### What to do
Which lines in the records below contain the word "legacy"? Copy each one out.

** BEGIN **

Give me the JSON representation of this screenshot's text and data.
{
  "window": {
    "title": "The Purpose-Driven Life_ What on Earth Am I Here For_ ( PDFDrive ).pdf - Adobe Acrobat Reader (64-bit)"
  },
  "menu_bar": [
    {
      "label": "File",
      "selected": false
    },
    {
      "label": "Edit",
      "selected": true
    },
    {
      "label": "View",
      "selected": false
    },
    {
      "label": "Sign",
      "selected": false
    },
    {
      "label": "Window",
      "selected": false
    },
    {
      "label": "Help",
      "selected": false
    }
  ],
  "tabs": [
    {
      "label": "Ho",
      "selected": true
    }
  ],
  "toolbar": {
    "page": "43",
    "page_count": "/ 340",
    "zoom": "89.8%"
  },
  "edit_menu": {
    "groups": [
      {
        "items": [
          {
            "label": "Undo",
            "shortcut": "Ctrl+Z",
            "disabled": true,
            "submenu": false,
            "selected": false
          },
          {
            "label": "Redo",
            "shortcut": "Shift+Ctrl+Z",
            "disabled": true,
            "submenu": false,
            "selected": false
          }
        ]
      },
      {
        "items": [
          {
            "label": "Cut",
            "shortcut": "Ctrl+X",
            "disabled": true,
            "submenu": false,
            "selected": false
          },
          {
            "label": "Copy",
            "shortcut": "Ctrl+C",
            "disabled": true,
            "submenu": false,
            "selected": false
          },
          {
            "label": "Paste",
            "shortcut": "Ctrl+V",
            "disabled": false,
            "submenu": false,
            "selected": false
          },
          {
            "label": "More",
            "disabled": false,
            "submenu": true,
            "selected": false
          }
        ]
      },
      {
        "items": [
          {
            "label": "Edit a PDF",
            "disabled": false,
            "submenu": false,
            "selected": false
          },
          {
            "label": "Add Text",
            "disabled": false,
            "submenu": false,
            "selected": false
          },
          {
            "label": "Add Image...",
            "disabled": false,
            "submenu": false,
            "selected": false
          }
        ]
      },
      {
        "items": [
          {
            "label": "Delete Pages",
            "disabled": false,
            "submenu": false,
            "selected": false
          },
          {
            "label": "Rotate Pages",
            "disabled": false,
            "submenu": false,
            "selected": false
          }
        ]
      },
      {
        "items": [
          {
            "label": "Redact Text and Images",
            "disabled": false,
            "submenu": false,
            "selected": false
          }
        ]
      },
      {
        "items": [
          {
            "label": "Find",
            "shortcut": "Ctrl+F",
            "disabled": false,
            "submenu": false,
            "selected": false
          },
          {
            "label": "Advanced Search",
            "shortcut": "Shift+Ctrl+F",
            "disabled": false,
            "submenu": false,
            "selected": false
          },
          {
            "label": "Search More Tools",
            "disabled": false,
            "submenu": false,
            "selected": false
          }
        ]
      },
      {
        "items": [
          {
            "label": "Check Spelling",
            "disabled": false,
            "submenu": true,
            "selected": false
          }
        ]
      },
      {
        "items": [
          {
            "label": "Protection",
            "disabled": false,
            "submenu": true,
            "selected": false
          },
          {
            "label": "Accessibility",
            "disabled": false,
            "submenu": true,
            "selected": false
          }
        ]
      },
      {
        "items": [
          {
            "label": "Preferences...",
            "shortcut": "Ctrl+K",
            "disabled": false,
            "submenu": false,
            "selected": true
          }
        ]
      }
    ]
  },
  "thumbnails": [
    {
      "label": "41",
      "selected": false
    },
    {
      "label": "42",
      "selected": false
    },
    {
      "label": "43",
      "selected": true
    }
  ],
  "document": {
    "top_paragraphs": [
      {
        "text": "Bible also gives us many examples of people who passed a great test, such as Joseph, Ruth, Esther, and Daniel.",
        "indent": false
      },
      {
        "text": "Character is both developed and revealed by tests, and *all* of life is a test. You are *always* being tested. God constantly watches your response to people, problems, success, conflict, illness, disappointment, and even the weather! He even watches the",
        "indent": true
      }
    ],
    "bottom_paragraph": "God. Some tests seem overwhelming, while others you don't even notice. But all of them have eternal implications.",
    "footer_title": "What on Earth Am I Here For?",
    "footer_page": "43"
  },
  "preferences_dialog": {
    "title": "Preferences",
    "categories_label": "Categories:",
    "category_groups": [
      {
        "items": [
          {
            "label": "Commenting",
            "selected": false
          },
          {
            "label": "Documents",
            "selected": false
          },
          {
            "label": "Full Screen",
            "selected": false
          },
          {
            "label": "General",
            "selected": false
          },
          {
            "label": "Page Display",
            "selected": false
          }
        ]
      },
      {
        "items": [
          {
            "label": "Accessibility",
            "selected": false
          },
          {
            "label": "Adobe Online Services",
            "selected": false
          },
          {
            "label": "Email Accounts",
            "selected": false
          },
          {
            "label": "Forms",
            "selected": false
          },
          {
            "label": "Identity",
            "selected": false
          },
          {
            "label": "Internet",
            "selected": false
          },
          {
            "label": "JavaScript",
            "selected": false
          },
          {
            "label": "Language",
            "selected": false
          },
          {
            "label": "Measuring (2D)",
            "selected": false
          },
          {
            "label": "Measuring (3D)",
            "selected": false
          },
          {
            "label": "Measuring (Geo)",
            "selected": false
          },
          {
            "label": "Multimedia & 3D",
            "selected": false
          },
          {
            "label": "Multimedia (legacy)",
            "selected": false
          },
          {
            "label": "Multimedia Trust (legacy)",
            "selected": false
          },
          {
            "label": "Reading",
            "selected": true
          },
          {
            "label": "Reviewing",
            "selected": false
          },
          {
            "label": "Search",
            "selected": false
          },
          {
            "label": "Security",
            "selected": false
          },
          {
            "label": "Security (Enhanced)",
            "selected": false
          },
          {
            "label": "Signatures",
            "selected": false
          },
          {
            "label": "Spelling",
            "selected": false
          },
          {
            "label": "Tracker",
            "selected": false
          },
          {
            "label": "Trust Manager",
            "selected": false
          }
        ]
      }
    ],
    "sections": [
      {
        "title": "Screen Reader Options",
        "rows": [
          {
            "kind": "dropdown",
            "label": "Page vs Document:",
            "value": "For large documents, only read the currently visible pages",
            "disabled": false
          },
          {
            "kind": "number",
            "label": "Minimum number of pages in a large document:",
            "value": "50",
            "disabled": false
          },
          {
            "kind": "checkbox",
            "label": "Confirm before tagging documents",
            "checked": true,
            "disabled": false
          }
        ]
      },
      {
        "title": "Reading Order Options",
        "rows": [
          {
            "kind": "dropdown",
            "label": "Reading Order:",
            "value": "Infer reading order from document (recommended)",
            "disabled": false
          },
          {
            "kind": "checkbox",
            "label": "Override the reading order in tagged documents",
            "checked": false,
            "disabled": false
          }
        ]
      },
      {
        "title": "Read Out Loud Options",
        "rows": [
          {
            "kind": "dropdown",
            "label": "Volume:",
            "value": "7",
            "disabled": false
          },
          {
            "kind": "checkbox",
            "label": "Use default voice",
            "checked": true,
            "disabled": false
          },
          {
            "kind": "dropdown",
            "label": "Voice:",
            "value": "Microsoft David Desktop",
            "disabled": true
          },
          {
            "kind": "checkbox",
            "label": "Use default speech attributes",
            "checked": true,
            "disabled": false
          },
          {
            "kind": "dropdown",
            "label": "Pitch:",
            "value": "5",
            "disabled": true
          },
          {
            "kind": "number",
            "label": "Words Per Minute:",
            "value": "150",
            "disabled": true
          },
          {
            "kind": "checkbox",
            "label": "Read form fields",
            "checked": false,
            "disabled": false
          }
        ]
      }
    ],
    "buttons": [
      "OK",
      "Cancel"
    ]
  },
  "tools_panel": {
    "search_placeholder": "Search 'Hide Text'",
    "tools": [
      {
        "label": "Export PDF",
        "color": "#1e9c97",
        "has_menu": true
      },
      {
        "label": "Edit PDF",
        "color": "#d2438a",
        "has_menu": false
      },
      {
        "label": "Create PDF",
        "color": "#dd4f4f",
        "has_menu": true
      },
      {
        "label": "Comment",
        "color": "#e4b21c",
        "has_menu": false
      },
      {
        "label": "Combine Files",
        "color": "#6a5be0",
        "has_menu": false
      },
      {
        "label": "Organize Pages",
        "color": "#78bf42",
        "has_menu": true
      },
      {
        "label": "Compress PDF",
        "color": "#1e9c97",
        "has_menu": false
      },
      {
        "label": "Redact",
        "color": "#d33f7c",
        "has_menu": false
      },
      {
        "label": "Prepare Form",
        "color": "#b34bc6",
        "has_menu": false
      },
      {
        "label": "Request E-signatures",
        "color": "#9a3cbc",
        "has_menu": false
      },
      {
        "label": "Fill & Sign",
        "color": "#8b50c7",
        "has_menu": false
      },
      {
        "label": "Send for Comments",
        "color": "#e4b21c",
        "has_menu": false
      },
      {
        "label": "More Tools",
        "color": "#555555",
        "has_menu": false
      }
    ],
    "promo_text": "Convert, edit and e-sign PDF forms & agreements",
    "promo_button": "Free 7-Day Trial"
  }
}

** END **

### Task response
            "label": "Multimedia (legacy)",
            "label": "Multimedia Trust (legacy)",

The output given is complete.